## begin INPUT ROWS
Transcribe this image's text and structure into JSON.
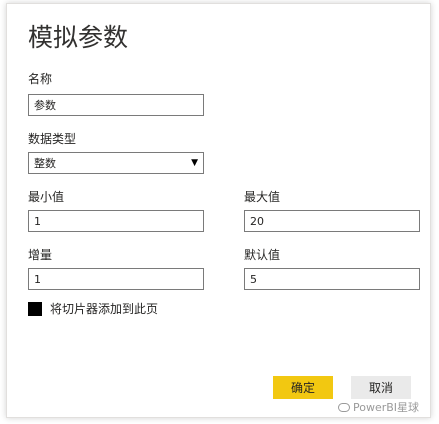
{
  "dialog": {
    "title": "模拟参数",
    "name_label": "名称",
    "name_value": "参数",
    "type_label": "数据类型",
    "type_value": "整数",
    "min_label": "最小值",
    "min_value": "1",
    "max_label": "最大值",
    "max_value": "20",
    "step_label": "增量",
    "step_value": "1",
    "default_label": "默认值",
    "default_value": "5",
    "slicer_label": "将切片器添加到此页",
    "ok_label": "确定",
    "cancel_label": "取消"
  },
  "watermark": {
    "text": "PowerBI星球"
  },
  "colors": {
    "accent": "#f2c811",
    "checkbox": "#000000"
  }
}
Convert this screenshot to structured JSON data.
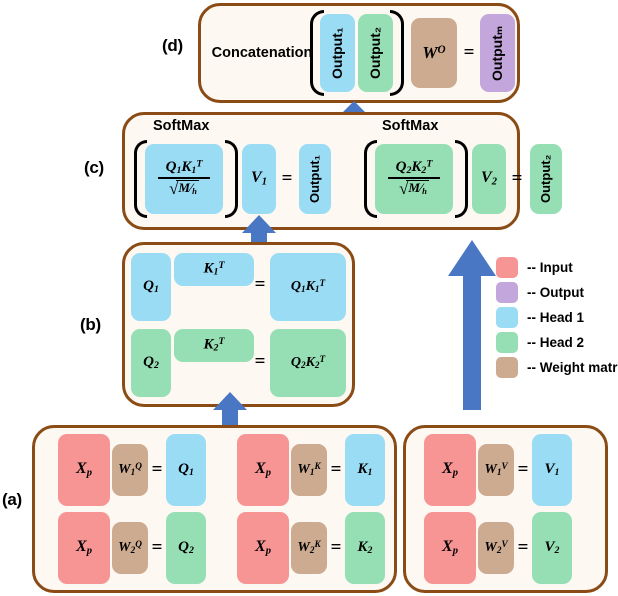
{
  "figure": {
    "panels": [
      {
        "id": "a",
        "label": "(a)"
      },
      {
        "id": "b",
        "label": "(b)"
      },
      {
        "id": "c",
        "label": "(c)"
      },
      {
        "id": "d",
        "label": "(d)"
      }
    ]
  },
  "panel_a": {
    "group_q": {
      "rows": [
        {
          "input": "X<sub>p</sub>",
          "weight": "W<sub>1</sub><sup>Q</sup>",
          "eq": "=",
          "result": "Q<sub>1</sub>"
        },
        {
          "input": "X<sub>p</sub>",
          "weight": "W<sub>2</sub><sup>Q</sup>",
          "eq": "=",
          "result": "Q<sub>2</sub>"
        }
      ]
    },
    "group_k": {
      "rows": [
        {
          "input": "X<sub>p</sub>",
          "weight": "W<sub>1</sub><sup>K</sup>",
          "eq": "=",
          "result": "K<sub>1</sub>"
        },
        {
          "input": "X<sub>p</sub>",
          "weight": "W<sub>2</sub><sup>K</sup>",
          "eq": "=",
          "result": "K<sub>2</sub>"
        }
      ]
    },
    "group_v": {
      "rows": [
        {
          "input": "X<sub>p</sub>",
          "weight": "W<sub>1</sub><sup>V</sup>",
          "eq": "=",
          "result": "V<sub>1</sub>"
        },
        {
          "input": "X<sub>p</sub>",
          "weight": "W<sub>2</sub><sup>V</sup>",
          "eq": "=",
          "result": "V<sub>2</sub>"
        }
      ]
    }
  },
  "panel_b": {
    "rows": [
      {
        "q": "Q<sub>1</sub>",
        "kt": "K<sub>1</sub><sup>T</sup>",
        "eq": "=",
        "result": "Q<sub>1</sub>K<sub>1</sub><sup>T</sup>"
      },
      {
        "q": "Q<sub>2</sub>",
        "kt": "K<sub>2</sub><sup>T</sup>",
        "eq": "=",
        "result": "Q<sub>2</sub>K<sub>2</sub><sup>T</sup>"
      }
    ]
  },
  "panel_c": {
    "head1": {
      "softmax_label": "SoftMax",
      "numerator": "Q<sub>1</sub>K<sub>1</sub><sup>T</sup>",
      "denominator_radical": "√",
      "denominator_inner": "M⁄<sub>h</sub>",
      "v": "V<sub>1</sub>",
      "eq": "=",
      "output": "Output₁"
    },
    "head2": {
      "softmax_label": "SoftMax",
      "numerator": "Q<sub>2</sub>K<sub>2</sub><sup>T</sup>",
      "denominator_radical": "√",
      "denominator_inner": "M⁄<sub>h</sub>",
      "v": "V<sub>2</sub>",
      "eq": "=",
      "output": "Output₂"
    }
  },
  "panel_d": {
    "title": "Concatenation",
    "output1": "Output₁",
    "output2": "Output₂",
    "weight": "W<sup>O</sup>",
    "eq": "=",
    "final_output": "Outputₘ"
  },
  "legend": {
    "items": [
      {
        "color": "#f79494",
        "label": "-- Input",
        "name": "input"
      },
      {
        "color": "#c3a6db",
        "label": "-- Output",
        "name": "output"
      },
      {
        "color": "#9bdcf5",
        "label": "-- Head 1",
        "name": "head-1"
      },
      {
        "color": "#96dfb4",
        "label": "-- Head 2",
        "name": "head-2"
      },
      {
        "color": "#cdab91",
        "label": "-- Weight matrix",
        "name": "weight-matrix"
      }
    ]
  },
  "colors": {
    "panel_border": "#8a4b15",
    "panel_fill": "#fdf8f2",
    "arrow": "#4a77c4",
    "input": "#f79494",
    "output": "#c3a6db",
    "head1": "#9bdcf5",
    "head2": "#96dfb4",
    "weight": "#cdab91"
  }
}
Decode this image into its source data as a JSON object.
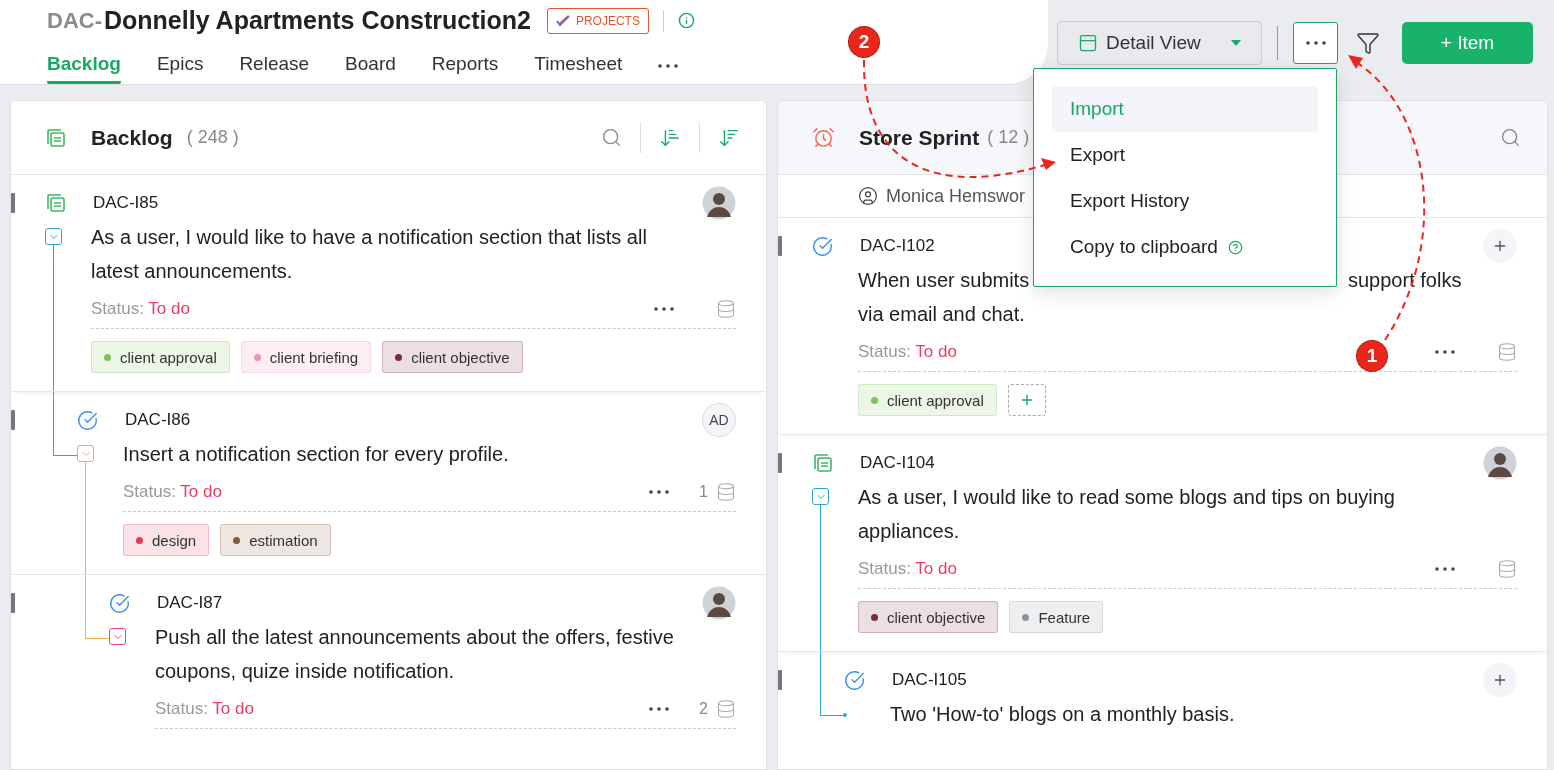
{
  "project": {
    "prefix": "DAC-",
    "name": "Donnelly Apartments Construction2",
    "badge": "PROJECTS"
  },
  "tabs": [
    {
      "label": "Backlog",
      "selected": true
    },
    {
      "label": "Epics",
      "selected": false
    },
    {
      "label": "Release",
      "selected": false
    },
    {
      "label": "Board",
      "selected": false
    },
    {
      "label": "Reports",
      "selected": false
    },
    {
      "label": "Timesheet",
      "selected": false
    }
  ],
  "toolbar": {
    "view_button": "Detail View",
    "more_active": true,
    "add_button": "+ Item"
  },
  "menu": {
    "items": [
      {
        "label": "Import",
        "selected": true
      },
      {
        "label": "Export",
        "selected": false
      },
      {
        "label": "Export History",
        "selected": false
      },
      {
        "label": "Copy to clipboard",
        "selected": false,
        "help": true
      }
    ]
  },
  "backlog": {
    "title": "Backlog",
    "count": "( 248 )",
    "items": [
      {
        "id": "DAC-I85",
        "kind": "story",
        "description": "As a user, I would like to have a notification section that lists all latest announcements.",
        "status_label": "Status:",
        "status": "To do",
        "avatar": {
          "kind": "photo"
        },
        "expanded": true,
        "tags": [
          {
            "label": "client approval",
            "color": "#7cc45a"
          },
          {
            "label": "client briefing",
            "color": "#f28db3"
          },
          {
            "label": "client objective",
            "color": "#7b2a3f"
          }
        ],
        "children": [
          {
            "id": "DAC-I86",
            "kind": "task",
            "description": "Insert a notification section for every profile.",
            "status_label": "Status:",
            "status": "To do",
            "count": "1",
            "avatar": {
              "kind": "initials",
              "text": "AD"
            },
            "expanded": true,
            "tags": [
              {
                "label": "design",
                "color": "#e63a5c"
              },
              {
                "label": "estimation",
                "color": "#8a5a36"
              }
            ],
            "children": [
              {
                "id": "DAC-I87",
                "kind": "task",
                "description": "Push all the latest announcements about the offers, festive coupons, quize inside notification.",
                "status_label": "Status:",
                "status": "To do",
                "count": "2",
                "avatar": {
                  "kind": "photo"
                },
                "expanded": true
              }
            ]
          }
        ]
      }
    ]
  },
  "sprint": {
    "title": "Store Sprint",
    "count": "( 12 )",
    "owner": "Monica Hemswor",
    "items": [
      {
        "id": "DAC-I102",
        "kind": "task",
        "description": "When user submits",
        "description_after": "support folks",
        "description_line2": "via email and chat.",
        "status_label": "Status:",
        "status": "To do",
        "avatar": {
          "kind": "add"
        },
        "add_tag": true,
        "tags": [
          {
            "label": "client approval",
            "color": "#7cc45a"
          }
        ]
      },
      {
        "id": "DAC-I104",
        "kind": "story",
        "description": "As a user, I would like to read some blogs and tips on buying appliances.",
        "status_label": "Status:",
        "status": "To do",
        "avatar": {
          "kind": "photo"
        },
        "expanded": true,
        "tags": [
          {
            "label": "client objective",
            "color": "#7b2a3f"
          },
          {
            "label": "Feature",
            "color": "#8d9299"
          }
        ],
        "children": [
          {
            "id": "DAC-I105",
            "kind": "task",
            "description": "Two 'How-to' blogs on a monthly basis.",
            "avatar": {
              "kind": "add"
            }
          }
        ]
      }
    ]
  },
  "annotations": [
    {
      "label": "2"
    },
    {
      "label": "1"
    }
  ]
}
## end INPUT ROWS
TASK REQUIREMENTS >>
Return each line of the data, keeping its wording exact and omitting pictures.

WORKED ANSWER >>
Transcribe this image's text and structure into JSON.
{
  "dialog": {
    "title": "模拟参数",
    "name_label": "名称",
    "name_value": "参数",
    "type_label": "数据类型",
    "type_value": "整数",
    "min_label": "最小值",
    "min_value": "1",
    "max_label": "最大值",
    "max_value": "20",
    "step_label": "增量",
    "step_value": "1",
    "default_label": "默认值",
    "default_value": "5",
    "slicer_label": "将切片器添加到此页",
    "ok_label": "确定",
    "cancel_label": "取消"
  },
  "watermark": {
    "text": "PowerBI星球"
  },
  "colors": {
    "accent": "#f2c811",
    "checkbox": "#000000"
  }
}
Convert this screenshot to structured JSON data.
{
  "figure": {
    "panels": [
      {
        "id": "a",
        "label": "(a)"
      },
      {
        "id": "b",
        "label": "(b)"
      },
      {
        "id": "c",
        "label": "(c)"
      },
      {
        "id": "d",
        "label": "(d)"
      }
    ]
  },
  "panel_a": {
    "group_q": {
      "rows": [
        {
          "input": "X<sub>p</sub>",
          "weight": "W<sub>1</sub><sup>Q</sup>",
          "eq": "=",
          "result": "Q<sub>1</sub>"
        },
        {
          "input": "X<sub>p</sub>",
          "weight": "W<sub>2</sub><sup>Q</sup>",
          "eq": "=",
          "result": "Q<sub>2</sub>"
        }
      ]
    },
    "group_k": {
      "rows": [
        {
          "input": "X<sub>p</sub>",
          "weight": "W<sub>1</sub><sup>K</sup>",
          "eq": "=",
          "result": "K<sub>1</sub>"
        },
        {
          "input": "X<sub>p</sub>",
          "weight": "W<sub>2</sub><sup>K</sup>",
          "eq": "=",
          "result": "K<sub>2</sub>"
        }
      ]
    },
    "group_v": {
      "rows": [
        {
          "input": "X<sub>p</sub>",
          "weight": "W<sub>1</sub><sup>V</sup>",
          "eq": "=",
          "result": "V<sub>1</sub>"
        },
        {
          "input": "X<sub>p</sub>",
          "weight": "W<sub>2</sub><sup>V</sup>",
          "eq": "=",
          "result": "V<sub>2</sub>"
        }
      ]
    }
  },
  "panel_b": {
    "rows": [
      {
        "q": "Q<sub>1</sub>",
        "kt": "K<sub>1</sub><sup>T</sup>",
        "eq": "=",
        "result": "Q<sub>1</sub>K<sub>1</sub><sup>T</sup>"
      },
      {
        "q": "Q<sub>2</sub>",
        "kt": "K<sub>2</sub><sup>T</sup>",
        "eq": "=",
        "result": "Q<sub>2</sub>K<sub>2</sub><sup>T</sup>"
      }
    ]
  },
  "panel_c": {
    "head1": {
      "softmax_label": "SoftMax",
      "numerator": "Q<sub>1</sub>K<sub>1</sub><sup>T</sup>",
      "denominator_radical": "√",
      "denominator_inner": "M⁄<sub>h</sub>",
      "v": "V<sub>1</sub>",
      "eq": "=",
      "output": "Output₁"
    },
    "head2": {
      "softmax_label": "SoftMax",
      "numerator": "Q<sub>2</sub>K<sub>2</sub><sup>T</sup>",
      "denominator_radical": "√",
      "denominator_inner": "M⁄<sub>h</sub>",
      "v": "V<sub>2</sub>",
      "eq": "=",
      "output": "Output₂"
    }
  },
  "panel_d": {
    "title": "Concatenation",
    "output1": "Output₁",
    "output2": "Output₂",
    "weight": "W<sup>O</sup>",
    "eq": "=",
    "final_output": "Outputₘ"
  },
  "legend": {
    "items": [
      {
        "color": "#f79494",
        "label": "-- Input",
        "name": "input"
      },
      {
        "color": "#c3a6db",
        "label": "-- Output",
        "name": "output"
      },
      {
        "color": "#9bdcf5",
        "label": "-- Head 1",
        "name": "head-1"
      },
      {
        "color": "#96dfb4",
        "label": "-- Head 2",
        "name": "head-2"
      },
      {
        "color": "#cdab91",
        "label": "-- Weight matrix",
        "name": "weight-matrix"
      }
    ]
  },
  "colors": {
    "panel_border": "#8a4b15",
    "panel_fill": "#fdf8f2",
    "arrow": "#4a77c4",
    "input": "#f79494",
    "output": "#c3a6db",
    "head1": "#9bdcf5",
    "head2": "#96dfb4",
    "weight": "#cdab91"
  }
}
Decode this image into its source data as a JSON object.
{
  "project": {
    "prefix": "DAC-",
    "name": "Donnelly Apartments Construction2",
    "badge": "PROJECTS"
  },
  "tabs": [
    {
      "label": "Backlog",
      "selected": true
    },
    {
      "label": "Epics",
      "selected": false
    },
    {
      "label": "Release",
      "selected": false
    },
    {
      "label": "Board",
      "selected": false
    },
    {
      "label": "Reports",
      "selected": false
    },
    {
      "label": "Timesheet",
      "selected": false
    }
  ],
  "toolbar": {
    "view_button": "Detail View",
    "more_active": true,
    "add_button": "+ Item"
  },
  "menu": {
    "items": [
      {
        "label": "Import",
        "selected": true
      },
      {
        "label": "Export",
        "selected": false
      },
      {
        "label": "Export History",
        "selected": false
      },
      {
        "label": "Copy to clipboard",
        "selected": false,
        "help": true
      }
    ]
  },
  "backlog": {
    "title": "Backlog",
    "count": "( 248 )",
    "items": [
      {
        "id": "DAC-I85",
        "kind": "story",
        "description": "As a user, I would like to have a notification section that lists all latest announcements.",
        "status_label": "Status:",
        "status": "To do",
        "avatar": {
          "kind": "photo"
        },
        "expanded": true,
        "tags": [
          {
            "label": "client approval",
            "color": "#7cc45a"
          },
          {
            "label": "client briefing",
            "color": "#f28db3"
          },
          {
            "label": "client objective",
            "color": "#7b2a3f"
          }
        ],
        "children": [
          {
            "id": "DAC-I86",
            "kind": "task",
            "description": "Insert a notification section for every profile.",
            "status_label": "Status:",
            "status": "To do",
            "count": "1",
            "avatar": {
              "kind": "initials",
              "text": "AD"
            },
            "expanded": true,
            "tags": [
              {
                "label": "design",
                "color": "#e63a5c"
              },
              {
                "label": "estimation",
                "color": "#8a5a36"
              }
            ],
            "children": [
              {
                "id": "DAC-I87",
                "kind": "task",
                "description": "Push all the latest announcements about the offers, festive coupons, quize inside notification.",
                "status_label": "Status:",
                "status": "To do",
                "count": "2",
                "avatar": {
                  "kind": "photo"
                },
                "expanded": true
              }
            ]
          }
        ]
      }
    ]
  },
  "sprint": {
    "title": "Store Sprint",
    "count": "( 12 )",
    "owner": "Monica Hemswor",
    "items": [
      {
        "id": "DAC-I102",
        "kind": "task",
        "description": "When user submits",
        "description_after": "support folks",
        "description_line2": "via email and chat.",
        "status_label": "Status:",
        "status": "To do",
        "avatar": {
          "kind": "add"
        },
        "add_tag": true,
        "tags": [
          {
            "label": "client approval",
            "color": "#7cc45a"
          }
        ]
      },
      {
        "id": "DAC-I104",
        "kind": "story",
        "description": "As a user, I would like to read some blogs and tips on buying appliances.",
        "status_label": "Status:",
        "status": "To do",
        "avatar": {
          "kind": "photo"
        },
        "expanded": true,
        "tags": [
          {
            "label": "client objective",
            "color": "#7b2a3f"
          },
          {
            "label": "Feature",
            "color": "#8d9299"
          }
        ],
        "children": [
          {
            "id": "DAC-I105",
            "kind": "task",
            "description": "Two 'How-to' blogs on a monthly basis.",
            "avatar": {
              "kind": "add"
            }
          }
        ]
      }
    ]
  },
  "annotations": [
    {
      "label": "2"
    },
    {
      "label": "1"
    }
  ]
}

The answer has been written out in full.